**Exercise description**
Below are the records; collect from them each line containing the string "name".

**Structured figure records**
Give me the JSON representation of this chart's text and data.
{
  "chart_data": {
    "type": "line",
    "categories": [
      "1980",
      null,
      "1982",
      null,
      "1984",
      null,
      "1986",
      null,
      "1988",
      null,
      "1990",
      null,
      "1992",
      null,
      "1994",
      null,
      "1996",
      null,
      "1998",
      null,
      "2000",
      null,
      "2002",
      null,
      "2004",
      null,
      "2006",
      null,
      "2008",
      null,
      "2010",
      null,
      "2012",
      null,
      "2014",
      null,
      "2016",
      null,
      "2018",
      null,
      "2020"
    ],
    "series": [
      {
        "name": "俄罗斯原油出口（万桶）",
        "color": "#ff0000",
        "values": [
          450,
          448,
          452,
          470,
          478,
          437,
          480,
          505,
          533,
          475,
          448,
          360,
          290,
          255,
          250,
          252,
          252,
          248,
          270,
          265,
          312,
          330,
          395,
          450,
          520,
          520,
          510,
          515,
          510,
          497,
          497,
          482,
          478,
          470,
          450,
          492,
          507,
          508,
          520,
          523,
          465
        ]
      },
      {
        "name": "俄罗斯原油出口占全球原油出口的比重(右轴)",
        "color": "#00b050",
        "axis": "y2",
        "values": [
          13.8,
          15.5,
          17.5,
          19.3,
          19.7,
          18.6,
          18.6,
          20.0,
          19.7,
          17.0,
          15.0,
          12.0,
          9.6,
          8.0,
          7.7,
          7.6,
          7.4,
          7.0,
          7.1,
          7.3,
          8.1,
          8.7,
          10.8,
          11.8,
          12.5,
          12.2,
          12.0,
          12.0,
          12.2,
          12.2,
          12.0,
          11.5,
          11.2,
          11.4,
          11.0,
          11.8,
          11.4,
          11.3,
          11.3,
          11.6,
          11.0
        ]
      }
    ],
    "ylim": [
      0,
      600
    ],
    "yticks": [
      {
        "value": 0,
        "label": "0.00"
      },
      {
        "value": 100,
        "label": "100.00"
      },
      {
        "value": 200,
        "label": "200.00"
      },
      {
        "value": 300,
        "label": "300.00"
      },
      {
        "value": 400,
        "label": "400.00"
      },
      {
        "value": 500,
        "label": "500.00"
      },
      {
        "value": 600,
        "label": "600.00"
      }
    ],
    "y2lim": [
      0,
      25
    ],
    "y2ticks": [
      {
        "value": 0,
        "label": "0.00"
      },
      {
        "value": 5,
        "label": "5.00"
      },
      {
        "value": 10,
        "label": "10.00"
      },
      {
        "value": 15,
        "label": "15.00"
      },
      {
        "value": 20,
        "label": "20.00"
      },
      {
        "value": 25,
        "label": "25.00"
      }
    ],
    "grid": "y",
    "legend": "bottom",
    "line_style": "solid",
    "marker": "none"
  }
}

**Output for this task**
        "name": "俄罗斯原油出口（万桶）",
        "name": "俄罗斯原油出口占全球原油出口的比重(右轴)",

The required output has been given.